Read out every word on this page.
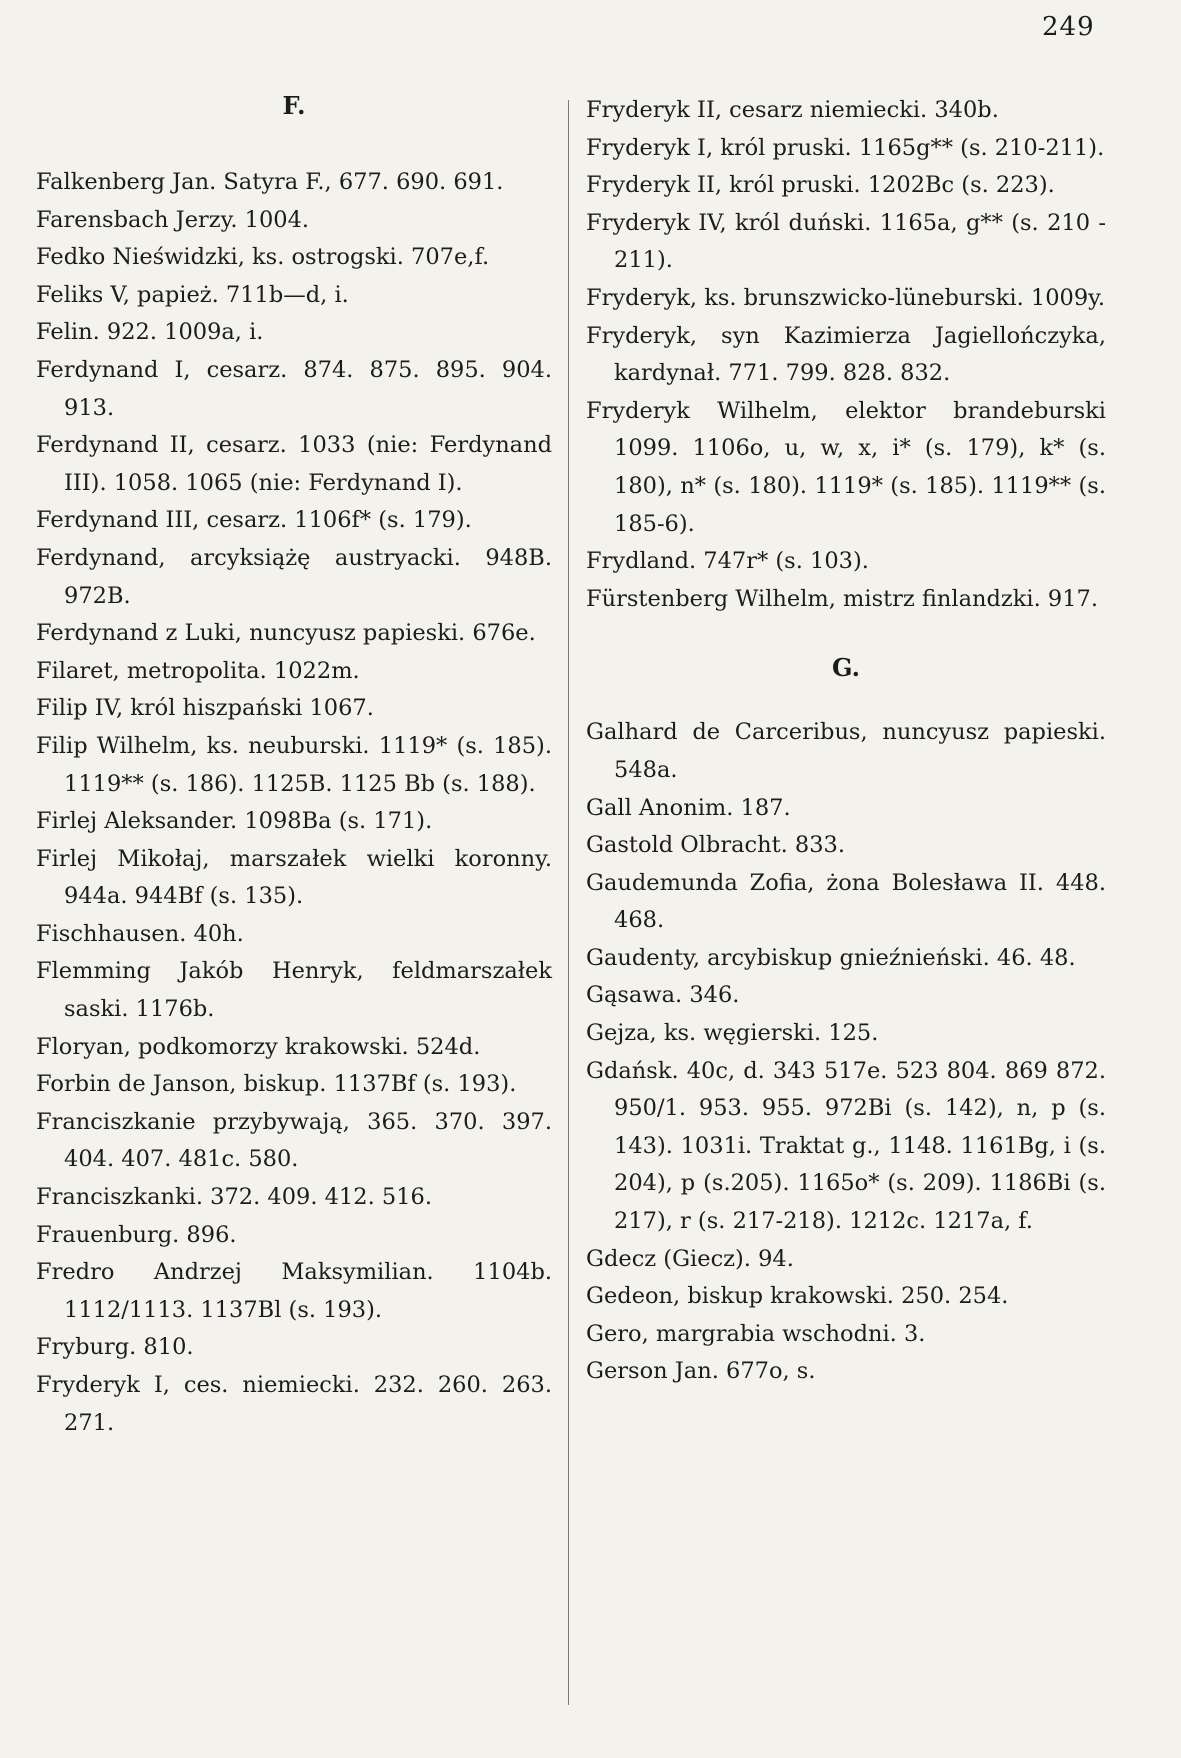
249
F.

Falkenberg Jan. Satyra F., 677. 690. 691.

Farensbach Jerzy. 1004.

Fedko Nieświdzki, ks. ostrogski. 707e,f.

Feliks V, papież. 711b—d, i.

Felin. 922. 1009a, i.

Ferdynand I, cesarz. 874. 875. 895. 904. 913.

Ferdynand II, cesarz. 1033 (nie: Ferdynand III). 1058. 1065 (nie: Ferdynand I).

Ferdynand III, cesarz. 1106f* (s. 179).

Ferdynand, arcyksiążę austryacki. 948B. 972B.

Ferdynand z Luki, nuncyusz papieski. 676e.

Filaret, metropolita. 1022m.

Filip IV, król hiszpański 1067.

Filip Wilhelm, ks. neuburski. 1119* (s. 185). 1119** (s. 186). 1125B. 1125 Bb (s. 188).

Firlej Aleksander. 1098Ba (s. 171).

Firlej Mikołaj, marszałek wielki koronny. 944a. 944Bf (s. 135).

Fischhausen. 40h.

Flemming Jakób Henryk, feldmarszałek saski. 1176b.

Floryan, podkomorzy krakowski. 524d.

Forbin de Janson, biskup. 1137Bf (s. 193).

Franciszkanie przybywają, 365. 370. 397. 404. 407. 481c. 580.

Franciszkanki. 372. 409. 412. 516.

Frauenburg. 896.

Fredro Andrzej Maksymilian. 1104b. 1112/1113. 1137Bl (s. 193).

Fryburg. 810.

Fryderyk I, ces. niemiecki. 232. 260. 263. 271.

Fryderyk II, cesarz niemiecki. 340b.

Fryderyk I, król pruski. 1165g** (s. 210-211).

Fryderyk II, król pruski. 1202Bc (s. 223).

Fryderyk IV, król duński. 1165a, g** (s. 210 - 211).

Fryderyk, ks. brunszwicko-lüneburski. 1009y.

Fryderyk, syn Kazimierza Jagiellończyka, kardynał. 771. 799. 828. 832.

Fryderyk Wilhelm, elektor brandeburski 1099. 1106o, u, w, x, i* (s. 179), k* (s. 180), n* (s. 180). 1119* (s. 185). 1119** (s. 185-6).

Frydland. 747r* (s. 103).

Fürstenberg Wilhelm, mistrz finlandzki. 917.

G.

Galhard de Carceribus, nuncyusz papieski. 548a.

Gall Anonim. 187.

Gastold Olbracht. 833.

Gaudemunda Zofia, żona Bolesława II. 448. 468.

Gaudenty, arcybiskup gnieźnieński. 46. 48.

Gąsawa. 346.

Gejza, ks. węgierski. 125.

Gdańsk. 40c, d. 343 517e. 523 804. 869 872. 950/1. 953. 955. 972Bi (s. 142), n, p (s. 143). 1031i. Traktat g., 1148. 1161Bg, i (s. 204), p (s.205). 1165o* (s. 209). 1186Bi (s. 217), r (s. 217-218). 1212c. 1217a, f.

Gdecz (Giecz). 94.

Gedeon, biskup krakowski. 250. 254.

Gero, margrabia wschodni. 3.

Gerson Jan. 677o, s.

## TASK BRIEF
Pull out each line of the records holding the string "niemiecki".

## WRITTEN ANSWER
Fryderyk I, ces. niemiecki. 232. 260. 263. 271.
Fryderyk II, cesarz niemiecki. 340b.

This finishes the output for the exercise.